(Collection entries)
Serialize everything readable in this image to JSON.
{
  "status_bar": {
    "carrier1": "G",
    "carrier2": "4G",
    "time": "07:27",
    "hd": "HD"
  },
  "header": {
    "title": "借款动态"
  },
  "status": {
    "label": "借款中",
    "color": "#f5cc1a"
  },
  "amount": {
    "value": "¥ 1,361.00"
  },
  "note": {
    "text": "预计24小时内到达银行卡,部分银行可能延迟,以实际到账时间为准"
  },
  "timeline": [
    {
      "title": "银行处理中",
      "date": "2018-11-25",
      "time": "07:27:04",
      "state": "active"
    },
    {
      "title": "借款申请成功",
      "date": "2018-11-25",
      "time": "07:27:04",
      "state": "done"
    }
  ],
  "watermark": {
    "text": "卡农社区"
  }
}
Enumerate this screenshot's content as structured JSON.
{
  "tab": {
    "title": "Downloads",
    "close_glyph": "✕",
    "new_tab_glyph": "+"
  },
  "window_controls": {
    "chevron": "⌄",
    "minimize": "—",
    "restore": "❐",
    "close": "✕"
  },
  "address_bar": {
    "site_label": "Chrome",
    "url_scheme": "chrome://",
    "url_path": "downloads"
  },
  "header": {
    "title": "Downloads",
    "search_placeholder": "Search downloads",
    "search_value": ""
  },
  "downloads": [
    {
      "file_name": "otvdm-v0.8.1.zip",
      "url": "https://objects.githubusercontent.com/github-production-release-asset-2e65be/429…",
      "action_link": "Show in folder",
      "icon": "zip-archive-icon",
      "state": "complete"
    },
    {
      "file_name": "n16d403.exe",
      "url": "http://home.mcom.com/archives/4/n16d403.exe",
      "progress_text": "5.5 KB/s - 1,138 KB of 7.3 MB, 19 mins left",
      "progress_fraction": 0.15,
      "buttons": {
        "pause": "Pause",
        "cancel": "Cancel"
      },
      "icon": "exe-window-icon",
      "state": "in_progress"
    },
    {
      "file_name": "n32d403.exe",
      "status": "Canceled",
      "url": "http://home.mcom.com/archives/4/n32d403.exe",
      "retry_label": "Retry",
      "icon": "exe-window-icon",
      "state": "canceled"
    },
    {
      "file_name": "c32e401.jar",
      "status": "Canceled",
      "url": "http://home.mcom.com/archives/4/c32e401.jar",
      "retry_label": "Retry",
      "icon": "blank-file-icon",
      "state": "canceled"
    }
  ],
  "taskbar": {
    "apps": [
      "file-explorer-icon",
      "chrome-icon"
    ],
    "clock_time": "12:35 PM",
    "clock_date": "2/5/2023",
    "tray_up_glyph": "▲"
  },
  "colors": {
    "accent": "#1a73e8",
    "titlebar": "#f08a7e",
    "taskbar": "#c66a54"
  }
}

Directive → Report how many lines in the data include the word "archives", and give nothing but the count.

Solution to this exercise → 3